(Extracted data entries)
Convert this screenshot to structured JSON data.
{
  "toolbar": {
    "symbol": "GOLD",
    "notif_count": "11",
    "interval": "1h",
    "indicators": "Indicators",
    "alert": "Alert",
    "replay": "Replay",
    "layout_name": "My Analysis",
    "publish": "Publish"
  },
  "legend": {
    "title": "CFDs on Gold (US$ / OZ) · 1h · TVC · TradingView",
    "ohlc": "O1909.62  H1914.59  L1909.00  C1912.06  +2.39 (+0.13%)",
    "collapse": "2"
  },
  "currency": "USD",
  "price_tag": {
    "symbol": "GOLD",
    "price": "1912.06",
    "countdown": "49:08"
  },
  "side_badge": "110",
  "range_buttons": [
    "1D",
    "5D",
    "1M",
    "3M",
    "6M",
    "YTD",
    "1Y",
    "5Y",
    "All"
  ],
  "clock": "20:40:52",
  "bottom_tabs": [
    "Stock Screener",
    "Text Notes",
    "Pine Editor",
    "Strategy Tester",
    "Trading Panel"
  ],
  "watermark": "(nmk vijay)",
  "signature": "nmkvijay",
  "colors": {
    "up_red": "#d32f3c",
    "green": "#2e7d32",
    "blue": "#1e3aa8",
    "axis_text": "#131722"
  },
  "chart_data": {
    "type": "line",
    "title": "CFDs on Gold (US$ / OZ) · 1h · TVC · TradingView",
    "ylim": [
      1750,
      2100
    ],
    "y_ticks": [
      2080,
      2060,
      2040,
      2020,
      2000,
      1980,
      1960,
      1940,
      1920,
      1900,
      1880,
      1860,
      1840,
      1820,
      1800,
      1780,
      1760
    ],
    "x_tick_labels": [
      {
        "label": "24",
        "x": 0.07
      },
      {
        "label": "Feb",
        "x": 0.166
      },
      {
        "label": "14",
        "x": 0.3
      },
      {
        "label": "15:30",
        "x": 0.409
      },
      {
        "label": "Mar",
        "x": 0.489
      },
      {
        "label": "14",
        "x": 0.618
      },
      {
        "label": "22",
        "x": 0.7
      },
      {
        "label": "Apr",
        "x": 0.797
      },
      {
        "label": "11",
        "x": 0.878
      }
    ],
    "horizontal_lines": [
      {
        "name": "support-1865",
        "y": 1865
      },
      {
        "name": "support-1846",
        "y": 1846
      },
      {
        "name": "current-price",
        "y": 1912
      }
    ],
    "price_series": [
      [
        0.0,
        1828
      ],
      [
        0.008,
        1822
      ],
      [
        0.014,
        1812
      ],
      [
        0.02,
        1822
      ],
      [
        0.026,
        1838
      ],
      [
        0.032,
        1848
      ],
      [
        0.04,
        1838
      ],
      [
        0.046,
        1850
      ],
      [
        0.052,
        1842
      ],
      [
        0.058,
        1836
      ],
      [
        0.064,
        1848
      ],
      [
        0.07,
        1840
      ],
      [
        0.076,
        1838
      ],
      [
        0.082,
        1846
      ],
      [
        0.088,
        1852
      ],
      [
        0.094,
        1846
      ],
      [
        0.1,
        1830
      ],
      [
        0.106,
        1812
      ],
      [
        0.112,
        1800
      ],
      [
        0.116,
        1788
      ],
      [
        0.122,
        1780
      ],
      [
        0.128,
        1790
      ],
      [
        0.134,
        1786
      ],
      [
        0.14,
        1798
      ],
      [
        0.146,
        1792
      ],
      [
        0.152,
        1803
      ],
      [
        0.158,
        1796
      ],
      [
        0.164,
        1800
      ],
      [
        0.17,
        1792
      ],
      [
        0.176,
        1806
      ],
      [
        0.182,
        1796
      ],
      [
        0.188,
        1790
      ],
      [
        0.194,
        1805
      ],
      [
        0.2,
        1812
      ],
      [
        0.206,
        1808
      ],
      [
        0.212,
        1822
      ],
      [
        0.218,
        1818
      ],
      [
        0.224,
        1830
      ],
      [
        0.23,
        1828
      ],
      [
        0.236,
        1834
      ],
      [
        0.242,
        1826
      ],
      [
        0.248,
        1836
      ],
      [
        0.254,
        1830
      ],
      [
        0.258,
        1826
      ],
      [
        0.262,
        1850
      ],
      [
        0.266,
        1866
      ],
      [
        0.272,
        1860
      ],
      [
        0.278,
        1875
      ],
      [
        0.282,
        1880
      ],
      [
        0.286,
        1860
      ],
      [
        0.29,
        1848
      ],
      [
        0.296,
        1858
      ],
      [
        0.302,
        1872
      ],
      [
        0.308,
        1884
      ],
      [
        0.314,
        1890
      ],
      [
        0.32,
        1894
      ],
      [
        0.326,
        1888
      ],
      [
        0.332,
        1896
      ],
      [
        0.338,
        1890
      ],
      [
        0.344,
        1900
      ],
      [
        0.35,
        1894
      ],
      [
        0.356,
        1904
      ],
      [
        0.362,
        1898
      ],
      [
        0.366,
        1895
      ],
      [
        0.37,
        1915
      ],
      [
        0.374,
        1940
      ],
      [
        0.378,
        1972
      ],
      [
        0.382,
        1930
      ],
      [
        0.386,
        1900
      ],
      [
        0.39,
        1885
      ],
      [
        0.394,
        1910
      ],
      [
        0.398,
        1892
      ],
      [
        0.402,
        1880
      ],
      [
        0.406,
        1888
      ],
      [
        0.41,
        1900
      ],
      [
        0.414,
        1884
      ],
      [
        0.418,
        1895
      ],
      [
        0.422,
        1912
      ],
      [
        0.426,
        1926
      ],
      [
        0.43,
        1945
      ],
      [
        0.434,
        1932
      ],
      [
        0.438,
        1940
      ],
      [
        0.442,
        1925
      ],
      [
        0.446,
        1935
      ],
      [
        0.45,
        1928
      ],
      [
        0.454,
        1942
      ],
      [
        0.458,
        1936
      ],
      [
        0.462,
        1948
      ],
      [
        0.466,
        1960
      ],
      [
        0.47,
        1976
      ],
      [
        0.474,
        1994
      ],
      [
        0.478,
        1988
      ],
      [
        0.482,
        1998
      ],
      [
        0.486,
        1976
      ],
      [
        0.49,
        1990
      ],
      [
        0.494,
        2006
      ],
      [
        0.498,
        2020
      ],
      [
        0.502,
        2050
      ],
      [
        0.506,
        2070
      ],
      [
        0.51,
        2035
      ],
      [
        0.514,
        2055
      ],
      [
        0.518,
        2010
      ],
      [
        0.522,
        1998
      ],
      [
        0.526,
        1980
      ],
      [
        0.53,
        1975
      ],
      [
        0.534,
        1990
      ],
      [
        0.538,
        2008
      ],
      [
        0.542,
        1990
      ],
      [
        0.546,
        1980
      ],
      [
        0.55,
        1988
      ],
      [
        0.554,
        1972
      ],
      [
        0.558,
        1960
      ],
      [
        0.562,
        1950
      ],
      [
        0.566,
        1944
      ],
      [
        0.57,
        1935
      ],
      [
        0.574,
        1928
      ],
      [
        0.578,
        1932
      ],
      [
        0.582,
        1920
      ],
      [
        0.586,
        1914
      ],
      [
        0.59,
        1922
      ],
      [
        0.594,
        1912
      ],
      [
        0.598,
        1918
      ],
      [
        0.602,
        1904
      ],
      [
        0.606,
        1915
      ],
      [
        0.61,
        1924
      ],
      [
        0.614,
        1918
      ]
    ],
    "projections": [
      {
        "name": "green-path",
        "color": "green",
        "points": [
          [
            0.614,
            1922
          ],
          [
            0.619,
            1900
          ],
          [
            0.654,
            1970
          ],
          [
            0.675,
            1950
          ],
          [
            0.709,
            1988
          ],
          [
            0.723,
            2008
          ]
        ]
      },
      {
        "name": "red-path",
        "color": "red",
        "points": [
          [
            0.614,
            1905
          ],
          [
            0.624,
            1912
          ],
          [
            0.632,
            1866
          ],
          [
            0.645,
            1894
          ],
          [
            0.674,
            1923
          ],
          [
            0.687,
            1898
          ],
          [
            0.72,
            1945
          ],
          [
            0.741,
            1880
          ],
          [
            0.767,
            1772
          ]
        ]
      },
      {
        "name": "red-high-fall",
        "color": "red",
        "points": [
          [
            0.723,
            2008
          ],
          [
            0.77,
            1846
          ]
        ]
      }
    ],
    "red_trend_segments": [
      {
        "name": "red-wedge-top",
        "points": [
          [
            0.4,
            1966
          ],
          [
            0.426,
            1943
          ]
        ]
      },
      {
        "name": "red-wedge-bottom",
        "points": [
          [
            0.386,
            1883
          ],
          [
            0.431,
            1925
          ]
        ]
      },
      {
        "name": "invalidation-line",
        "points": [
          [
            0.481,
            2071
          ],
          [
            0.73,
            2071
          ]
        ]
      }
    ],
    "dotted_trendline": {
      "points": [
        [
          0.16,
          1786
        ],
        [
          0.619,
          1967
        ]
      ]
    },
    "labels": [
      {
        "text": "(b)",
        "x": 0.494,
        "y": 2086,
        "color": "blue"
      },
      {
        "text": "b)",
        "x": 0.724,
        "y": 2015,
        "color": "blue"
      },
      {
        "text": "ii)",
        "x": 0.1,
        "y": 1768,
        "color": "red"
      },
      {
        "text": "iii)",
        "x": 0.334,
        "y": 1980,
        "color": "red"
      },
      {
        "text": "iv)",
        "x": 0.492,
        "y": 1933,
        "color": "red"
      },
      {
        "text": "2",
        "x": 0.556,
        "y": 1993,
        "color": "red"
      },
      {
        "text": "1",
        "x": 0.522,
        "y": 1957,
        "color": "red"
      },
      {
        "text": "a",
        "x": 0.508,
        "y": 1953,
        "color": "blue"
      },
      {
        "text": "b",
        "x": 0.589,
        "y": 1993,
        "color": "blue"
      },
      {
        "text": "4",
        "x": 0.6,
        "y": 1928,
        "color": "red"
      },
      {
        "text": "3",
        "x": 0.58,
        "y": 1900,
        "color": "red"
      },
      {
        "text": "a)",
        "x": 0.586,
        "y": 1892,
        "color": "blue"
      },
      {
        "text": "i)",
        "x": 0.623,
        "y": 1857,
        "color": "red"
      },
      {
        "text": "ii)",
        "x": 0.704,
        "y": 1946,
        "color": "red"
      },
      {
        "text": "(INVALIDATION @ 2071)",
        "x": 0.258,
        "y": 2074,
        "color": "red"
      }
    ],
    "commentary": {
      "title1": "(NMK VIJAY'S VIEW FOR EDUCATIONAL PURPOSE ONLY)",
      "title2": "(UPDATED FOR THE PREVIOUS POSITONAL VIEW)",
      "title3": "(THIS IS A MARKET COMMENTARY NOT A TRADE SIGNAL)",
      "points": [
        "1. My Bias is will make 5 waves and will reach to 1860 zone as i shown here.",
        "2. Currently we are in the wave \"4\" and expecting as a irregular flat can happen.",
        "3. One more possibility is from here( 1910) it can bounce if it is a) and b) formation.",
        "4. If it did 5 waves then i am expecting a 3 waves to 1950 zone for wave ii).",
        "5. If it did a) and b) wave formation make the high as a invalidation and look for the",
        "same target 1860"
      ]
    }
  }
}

▶ What you have to do
Only a number is wanted: how many lines of the material above hold "green"?

▶ Written reply
3